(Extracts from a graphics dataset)
◇ ◇ ◇ ◇ ◇

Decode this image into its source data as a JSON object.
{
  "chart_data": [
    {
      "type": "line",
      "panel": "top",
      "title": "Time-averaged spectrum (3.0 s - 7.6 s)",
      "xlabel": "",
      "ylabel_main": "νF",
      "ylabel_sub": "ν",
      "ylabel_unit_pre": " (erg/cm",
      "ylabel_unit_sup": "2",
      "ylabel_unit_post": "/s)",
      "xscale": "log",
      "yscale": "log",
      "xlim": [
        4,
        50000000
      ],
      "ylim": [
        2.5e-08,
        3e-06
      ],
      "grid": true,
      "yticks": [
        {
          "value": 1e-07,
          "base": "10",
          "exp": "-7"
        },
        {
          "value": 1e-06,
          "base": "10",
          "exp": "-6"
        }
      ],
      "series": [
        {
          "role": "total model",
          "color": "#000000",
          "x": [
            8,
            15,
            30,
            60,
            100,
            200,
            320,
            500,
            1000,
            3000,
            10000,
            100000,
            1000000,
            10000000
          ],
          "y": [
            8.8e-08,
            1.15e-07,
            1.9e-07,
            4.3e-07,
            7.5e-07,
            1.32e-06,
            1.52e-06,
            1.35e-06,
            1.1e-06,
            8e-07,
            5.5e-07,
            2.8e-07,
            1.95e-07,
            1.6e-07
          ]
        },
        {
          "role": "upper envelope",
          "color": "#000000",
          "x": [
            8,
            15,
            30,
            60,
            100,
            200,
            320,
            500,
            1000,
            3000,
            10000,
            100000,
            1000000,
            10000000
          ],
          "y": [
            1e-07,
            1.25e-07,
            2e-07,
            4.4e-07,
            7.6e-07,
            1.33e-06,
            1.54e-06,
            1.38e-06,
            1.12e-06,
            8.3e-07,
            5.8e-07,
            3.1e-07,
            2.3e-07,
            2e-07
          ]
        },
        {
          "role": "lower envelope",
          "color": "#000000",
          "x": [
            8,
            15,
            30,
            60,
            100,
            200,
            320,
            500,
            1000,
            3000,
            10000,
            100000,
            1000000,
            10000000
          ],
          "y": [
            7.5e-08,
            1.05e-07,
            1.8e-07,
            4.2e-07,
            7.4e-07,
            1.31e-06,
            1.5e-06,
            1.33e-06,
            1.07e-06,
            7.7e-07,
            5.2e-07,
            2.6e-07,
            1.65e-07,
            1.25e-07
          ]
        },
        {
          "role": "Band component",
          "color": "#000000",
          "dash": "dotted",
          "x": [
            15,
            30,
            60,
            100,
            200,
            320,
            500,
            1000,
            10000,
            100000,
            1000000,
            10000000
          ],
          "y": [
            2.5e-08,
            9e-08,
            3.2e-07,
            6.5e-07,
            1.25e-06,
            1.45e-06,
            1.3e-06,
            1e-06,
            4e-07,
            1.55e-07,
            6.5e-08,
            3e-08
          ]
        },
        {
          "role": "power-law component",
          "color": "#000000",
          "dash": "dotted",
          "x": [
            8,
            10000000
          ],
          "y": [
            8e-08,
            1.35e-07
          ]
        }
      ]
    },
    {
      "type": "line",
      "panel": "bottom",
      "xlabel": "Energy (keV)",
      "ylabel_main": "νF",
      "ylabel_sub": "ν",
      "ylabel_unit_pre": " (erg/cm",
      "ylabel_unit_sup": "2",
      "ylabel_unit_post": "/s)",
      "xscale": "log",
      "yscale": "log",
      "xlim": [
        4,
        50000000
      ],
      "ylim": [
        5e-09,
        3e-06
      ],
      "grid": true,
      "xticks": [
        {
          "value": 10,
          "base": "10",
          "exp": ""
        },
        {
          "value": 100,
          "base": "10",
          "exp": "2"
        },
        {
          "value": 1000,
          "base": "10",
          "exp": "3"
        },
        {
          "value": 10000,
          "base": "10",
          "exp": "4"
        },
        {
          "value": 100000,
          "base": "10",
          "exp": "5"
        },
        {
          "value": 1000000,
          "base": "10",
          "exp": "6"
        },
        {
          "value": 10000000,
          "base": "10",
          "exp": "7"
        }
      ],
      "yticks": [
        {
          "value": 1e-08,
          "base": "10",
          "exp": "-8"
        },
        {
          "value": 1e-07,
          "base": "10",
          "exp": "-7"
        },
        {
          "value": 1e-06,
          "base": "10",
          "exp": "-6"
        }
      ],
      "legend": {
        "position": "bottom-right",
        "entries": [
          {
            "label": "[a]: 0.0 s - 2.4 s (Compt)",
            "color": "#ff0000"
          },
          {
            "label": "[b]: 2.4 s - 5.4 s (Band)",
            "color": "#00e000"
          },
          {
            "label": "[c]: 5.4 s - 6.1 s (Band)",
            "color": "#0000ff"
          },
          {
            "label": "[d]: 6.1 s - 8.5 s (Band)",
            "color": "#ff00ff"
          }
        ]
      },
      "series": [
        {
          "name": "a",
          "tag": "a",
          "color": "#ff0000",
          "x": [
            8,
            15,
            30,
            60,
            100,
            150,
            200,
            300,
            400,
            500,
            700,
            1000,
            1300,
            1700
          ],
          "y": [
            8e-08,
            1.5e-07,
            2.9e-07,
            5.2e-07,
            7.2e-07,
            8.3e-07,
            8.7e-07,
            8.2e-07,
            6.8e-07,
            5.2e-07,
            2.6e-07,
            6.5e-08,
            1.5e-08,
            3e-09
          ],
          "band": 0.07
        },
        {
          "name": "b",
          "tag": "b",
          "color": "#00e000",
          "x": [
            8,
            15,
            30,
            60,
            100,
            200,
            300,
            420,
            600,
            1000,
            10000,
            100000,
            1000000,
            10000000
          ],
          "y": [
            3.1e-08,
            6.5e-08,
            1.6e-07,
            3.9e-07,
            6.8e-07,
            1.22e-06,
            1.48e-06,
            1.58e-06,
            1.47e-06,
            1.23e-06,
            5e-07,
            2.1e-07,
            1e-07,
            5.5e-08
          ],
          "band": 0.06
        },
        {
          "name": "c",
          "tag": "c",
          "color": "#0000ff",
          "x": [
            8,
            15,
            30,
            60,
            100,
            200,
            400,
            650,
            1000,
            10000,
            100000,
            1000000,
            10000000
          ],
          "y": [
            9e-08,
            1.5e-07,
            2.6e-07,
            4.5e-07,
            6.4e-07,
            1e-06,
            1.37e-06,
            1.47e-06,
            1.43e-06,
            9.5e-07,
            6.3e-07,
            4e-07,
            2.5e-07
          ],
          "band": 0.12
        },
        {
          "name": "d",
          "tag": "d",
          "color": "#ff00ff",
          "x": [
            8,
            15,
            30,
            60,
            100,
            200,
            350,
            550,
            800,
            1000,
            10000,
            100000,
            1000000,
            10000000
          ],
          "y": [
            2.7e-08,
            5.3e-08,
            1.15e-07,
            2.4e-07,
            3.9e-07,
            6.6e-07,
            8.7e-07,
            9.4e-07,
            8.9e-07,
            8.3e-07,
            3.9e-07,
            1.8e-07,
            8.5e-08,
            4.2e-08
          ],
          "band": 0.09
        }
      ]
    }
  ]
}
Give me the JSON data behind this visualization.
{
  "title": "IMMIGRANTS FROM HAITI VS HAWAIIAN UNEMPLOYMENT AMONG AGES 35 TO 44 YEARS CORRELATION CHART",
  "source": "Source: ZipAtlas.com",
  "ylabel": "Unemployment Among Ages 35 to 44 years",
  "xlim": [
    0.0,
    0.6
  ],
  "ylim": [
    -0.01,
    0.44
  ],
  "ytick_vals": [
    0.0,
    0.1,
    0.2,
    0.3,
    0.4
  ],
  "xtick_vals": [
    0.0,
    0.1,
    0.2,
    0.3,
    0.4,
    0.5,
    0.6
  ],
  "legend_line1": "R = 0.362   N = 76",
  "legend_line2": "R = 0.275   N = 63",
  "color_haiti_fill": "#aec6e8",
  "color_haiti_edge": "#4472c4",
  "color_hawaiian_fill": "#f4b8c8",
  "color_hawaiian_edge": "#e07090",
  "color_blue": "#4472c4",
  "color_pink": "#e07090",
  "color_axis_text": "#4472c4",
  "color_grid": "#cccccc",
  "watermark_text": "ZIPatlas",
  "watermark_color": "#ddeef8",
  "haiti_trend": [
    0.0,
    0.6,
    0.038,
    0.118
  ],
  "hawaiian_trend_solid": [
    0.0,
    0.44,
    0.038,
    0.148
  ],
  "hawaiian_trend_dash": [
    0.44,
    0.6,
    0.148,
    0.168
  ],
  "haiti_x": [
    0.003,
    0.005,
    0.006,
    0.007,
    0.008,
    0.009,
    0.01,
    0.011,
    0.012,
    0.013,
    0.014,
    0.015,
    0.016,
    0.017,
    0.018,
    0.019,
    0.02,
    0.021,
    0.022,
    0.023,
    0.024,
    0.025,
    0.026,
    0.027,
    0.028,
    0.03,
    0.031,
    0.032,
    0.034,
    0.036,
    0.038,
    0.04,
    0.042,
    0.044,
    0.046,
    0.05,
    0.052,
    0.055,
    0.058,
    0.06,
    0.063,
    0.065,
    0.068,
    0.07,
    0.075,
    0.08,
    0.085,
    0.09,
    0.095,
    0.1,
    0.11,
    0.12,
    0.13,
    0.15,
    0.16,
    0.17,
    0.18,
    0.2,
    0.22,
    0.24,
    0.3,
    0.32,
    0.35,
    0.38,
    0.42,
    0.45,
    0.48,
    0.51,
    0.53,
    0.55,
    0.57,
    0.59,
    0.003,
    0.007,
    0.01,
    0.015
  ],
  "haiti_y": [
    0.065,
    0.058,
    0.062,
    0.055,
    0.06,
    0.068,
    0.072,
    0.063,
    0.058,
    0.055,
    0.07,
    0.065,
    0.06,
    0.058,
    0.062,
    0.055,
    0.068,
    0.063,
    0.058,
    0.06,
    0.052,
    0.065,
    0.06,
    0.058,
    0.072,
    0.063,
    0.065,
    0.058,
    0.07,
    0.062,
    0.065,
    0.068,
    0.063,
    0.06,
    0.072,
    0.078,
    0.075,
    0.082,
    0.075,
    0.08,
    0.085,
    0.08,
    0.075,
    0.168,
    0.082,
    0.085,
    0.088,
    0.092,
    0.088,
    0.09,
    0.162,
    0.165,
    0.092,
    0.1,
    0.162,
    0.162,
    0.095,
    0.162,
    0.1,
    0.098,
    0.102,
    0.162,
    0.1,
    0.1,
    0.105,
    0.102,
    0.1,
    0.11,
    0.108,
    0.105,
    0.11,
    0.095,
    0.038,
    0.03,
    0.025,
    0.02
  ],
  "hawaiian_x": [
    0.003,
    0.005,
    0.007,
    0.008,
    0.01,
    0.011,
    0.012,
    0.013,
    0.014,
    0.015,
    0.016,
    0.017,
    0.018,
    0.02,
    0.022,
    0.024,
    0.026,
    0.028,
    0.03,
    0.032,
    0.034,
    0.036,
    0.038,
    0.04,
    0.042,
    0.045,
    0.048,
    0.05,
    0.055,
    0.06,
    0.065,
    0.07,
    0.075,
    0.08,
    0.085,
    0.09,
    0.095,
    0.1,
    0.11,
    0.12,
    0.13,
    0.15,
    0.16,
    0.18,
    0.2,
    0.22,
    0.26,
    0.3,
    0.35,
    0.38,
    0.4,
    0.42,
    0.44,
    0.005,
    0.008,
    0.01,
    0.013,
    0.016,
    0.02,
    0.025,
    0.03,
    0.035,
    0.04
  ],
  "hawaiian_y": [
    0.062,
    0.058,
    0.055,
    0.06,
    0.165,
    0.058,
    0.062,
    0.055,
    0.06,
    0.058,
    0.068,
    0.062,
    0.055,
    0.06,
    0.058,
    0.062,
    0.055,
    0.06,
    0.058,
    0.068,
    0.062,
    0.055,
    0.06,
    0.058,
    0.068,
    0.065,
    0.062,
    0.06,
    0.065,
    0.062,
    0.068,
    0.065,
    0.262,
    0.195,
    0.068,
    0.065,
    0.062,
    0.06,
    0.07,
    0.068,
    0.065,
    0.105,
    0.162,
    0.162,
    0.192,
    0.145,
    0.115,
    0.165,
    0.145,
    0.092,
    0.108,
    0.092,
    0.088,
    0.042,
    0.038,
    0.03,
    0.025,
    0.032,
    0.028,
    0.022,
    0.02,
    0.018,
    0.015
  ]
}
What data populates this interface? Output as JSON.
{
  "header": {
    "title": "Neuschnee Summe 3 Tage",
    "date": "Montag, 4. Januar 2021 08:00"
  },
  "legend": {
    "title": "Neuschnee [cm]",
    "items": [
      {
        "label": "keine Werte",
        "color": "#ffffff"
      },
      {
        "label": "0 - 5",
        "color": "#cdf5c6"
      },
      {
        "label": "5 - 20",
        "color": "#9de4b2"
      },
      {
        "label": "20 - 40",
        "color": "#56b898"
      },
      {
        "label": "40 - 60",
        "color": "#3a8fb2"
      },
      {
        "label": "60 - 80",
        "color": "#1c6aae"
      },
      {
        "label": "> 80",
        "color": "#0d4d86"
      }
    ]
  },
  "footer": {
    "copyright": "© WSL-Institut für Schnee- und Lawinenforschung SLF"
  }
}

◇ ◇ ◇ ◇ ◇

The problem:
From the data above, work out how many lines hold "bottom". Answer with the number alone.

Solved exercise:
2